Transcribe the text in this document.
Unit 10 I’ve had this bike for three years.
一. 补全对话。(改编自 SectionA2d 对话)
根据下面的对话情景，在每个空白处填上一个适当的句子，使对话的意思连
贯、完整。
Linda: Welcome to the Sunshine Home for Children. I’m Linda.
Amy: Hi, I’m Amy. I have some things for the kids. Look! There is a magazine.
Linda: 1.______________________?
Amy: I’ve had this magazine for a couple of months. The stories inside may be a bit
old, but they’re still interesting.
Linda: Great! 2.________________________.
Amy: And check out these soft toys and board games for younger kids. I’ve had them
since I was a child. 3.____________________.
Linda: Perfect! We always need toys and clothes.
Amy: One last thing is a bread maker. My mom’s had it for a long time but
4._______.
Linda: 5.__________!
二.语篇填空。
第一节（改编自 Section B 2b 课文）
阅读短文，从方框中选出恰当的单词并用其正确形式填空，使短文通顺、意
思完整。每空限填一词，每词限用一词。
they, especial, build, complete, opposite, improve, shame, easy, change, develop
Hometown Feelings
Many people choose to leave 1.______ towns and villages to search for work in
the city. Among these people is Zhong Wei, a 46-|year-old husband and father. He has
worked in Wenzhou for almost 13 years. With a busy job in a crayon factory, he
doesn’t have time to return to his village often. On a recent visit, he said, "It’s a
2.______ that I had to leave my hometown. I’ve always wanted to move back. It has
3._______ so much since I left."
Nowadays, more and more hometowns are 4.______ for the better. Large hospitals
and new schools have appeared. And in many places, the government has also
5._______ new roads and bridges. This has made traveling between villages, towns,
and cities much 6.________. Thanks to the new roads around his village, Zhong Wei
==========
* _What the task requires_
From the data above, copy each line where the string "magazine" appears.

* _Final result_
Amy: Hi, I’m Amy. I have some things for the kids. Look! There is a magazine.
Amy: I’ve had this magazine for a couple of months. The stories inside may be a bit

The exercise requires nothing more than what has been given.